:: EXERCISE AIM ::
Check each line of the listing for the word "APPRENTICESHIPS" and report how many lines contain it, giving nothing but the number.

>> BEGIN RECORDS FOR THIS TASK

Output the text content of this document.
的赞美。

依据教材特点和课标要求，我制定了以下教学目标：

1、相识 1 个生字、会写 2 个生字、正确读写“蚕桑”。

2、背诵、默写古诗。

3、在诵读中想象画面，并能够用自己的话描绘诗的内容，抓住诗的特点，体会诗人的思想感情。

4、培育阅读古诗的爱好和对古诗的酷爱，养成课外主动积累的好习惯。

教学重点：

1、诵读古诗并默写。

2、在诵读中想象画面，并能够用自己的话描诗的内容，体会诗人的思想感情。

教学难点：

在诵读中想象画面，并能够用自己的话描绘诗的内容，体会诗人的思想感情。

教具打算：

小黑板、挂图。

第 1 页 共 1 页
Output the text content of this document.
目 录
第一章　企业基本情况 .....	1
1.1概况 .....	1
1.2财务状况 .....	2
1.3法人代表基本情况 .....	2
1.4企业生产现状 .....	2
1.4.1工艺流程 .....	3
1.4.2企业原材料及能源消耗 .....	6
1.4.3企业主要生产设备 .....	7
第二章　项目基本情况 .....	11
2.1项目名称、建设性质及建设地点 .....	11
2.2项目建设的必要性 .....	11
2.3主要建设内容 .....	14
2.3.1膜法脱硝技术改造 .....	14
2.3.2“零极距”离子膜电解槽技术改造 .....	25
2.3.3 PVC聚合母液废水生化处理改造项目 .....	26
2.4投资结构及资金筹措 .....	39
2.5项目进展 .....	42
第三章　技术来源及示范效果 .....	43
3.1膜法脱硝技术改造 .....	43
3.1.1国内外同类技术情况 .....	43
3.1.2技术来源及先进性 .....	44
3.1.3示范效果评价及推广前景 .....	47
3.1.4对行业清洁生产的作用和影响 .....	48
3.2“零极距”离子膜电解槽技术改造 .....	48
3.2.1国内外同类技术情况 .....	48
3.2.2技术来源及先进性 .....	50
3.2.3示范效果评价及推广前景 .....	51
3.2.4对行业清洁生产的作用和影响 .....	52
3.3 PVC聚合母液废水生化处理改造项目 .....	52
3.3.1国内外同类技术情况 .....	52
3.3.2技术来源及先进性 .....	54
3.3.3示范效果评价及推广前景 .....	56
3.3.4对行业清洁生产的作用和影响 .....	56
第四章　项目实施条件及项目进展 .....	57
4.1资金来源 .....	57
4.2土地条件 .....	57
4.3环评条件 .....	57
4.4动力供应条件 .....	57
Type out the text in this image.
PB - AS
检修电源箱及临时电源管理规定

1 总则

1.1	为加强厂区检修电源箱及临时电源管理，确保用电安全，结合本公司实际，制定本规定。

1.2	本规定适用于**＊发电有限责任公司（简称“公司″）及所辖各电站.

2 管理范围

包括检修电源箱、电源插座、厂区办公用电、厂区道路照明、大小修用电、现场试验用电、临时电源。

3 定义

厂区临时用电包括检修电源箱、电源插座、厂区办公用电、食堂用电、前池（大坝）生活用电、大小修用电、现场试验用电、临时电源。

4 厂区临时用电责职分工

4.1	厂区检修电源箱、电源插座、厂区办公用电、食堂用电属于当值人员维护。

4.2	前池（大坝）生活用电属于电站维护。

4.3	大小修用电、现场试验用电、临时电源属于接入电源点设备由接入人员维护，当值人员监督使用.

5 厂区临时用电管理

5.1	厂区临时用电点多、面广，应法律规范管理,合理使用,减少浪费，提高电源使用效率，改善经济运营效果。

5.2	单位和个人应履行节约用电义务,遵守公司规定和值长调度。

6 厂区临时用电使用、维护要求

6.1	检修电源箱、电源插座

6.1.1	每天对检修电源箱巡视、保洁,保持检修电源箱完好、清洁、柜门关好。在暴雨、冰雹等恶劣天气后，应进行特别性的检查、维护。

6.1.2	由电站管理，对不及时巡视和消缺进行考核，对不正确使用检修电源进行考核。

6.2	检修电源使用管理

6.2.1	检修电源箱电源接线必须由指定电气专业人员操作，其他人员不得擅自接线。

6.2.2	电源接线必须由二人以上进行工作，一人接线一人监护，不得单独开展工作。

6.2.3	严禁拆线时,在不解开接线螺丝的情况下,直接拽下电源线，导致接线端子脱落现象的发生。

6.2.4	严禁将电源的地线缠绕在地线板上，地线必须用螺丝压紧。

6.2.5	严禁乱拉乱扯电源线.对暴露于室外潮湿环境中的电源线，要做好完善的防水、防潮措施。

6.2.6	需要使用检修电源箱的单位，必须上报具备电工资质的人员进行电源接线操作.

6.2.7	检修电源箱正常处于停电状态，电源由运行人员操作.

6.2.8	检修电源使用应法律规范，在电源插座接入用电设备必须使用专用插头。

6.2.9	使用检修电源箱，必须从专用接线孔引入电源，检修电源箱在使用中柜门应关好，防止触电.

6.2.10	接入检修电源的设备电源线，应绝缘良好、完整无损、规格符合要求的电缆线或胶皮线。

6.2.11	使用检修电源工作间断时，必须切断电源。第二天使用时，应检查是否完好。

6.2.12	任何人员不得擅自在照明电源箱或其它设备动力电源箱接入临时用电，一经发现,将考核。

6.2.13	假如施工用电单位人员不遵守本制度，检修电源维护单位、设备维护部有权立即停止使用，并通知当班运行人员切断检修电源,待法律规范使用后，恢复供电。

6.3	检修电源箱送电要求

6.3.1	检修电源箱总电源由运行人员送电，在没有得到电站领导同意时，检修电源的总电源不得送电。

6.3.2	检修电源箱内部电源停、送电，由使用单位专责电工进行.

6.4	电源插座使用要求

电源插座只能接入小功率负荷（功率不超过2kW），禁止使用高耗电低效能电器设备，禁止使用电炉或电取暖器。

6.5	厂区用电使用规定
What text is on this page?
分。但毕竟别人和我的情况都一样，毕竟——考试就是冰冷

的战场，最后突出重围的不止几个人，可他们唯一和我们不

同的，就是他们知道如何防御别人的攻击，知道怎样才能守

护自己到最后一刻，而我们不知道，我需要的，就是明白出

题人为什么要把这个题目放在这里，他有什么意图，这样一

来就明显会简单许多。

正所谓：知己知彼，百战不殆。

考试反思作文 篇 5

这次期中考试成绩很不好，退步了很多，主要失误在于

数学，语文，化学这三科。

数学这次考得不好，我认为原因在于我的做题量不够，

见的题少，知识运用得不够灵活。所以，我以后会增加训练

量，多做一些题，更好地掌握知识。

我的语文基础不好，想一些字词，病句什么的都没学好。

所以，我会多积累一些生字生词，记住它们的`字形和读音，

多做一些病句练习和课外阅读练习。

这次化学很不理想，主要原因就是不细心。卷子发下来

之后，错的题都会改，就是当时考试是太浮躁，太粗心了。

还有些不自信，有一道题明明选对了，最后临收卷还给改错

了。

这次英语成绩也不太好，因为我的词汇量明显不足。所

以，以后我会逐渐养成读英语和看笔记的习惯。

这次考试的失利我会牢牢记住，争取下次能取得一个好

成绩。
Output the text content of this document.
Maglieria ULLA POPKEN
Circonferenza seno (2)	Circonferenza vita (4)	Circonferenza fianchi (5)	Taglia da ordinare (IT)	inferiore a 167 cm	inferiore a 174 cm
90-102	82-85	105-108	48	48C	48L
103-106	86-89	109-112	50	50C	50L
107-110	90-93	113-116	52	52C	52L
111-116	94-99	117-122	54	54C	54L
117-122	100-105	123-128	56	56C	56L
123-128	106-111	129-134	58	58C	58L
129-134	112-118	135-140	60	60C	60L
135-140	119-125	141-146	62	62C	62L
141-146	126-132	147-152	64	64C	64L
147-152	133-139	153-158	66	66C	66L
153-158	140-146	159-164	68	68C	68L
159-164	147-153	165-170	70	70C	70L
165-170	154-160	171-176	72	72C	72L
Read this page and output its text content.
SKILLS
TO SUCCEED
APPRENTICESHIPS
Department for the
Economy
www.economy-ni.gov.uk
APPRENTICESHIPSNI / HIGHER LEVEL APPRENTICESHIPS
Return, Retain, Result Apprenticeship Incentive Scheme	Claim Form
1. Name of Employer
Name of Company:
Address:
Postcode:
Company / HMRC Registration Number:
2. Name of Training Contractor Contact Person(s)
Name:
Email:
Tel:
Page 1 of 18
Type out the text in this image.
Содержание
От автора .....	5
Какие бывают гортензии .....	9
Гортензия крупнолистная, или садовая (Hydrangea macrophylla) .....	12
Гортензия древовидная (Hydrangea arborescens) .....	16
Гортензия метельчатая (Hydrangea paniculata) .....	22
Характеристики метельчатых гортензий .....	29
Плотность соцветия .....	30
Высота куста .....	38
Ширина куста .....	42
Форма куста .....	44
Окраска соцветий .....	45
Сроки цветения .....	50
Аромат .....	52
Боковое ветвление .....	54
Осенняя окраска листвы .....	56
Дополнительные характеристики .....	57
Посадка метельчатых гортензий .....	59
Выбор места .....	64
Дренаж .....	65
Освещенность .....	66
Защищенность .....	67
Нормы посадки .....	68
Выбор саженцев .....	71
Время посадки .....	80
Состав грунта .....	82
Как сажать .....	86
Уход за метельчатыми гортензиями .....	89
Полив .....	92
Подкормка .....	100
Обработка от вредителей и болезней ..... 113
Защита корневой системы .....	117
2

>> END RECORDS FOR THIS TASK

:: RESULT OF THIS EXERCISE ::
2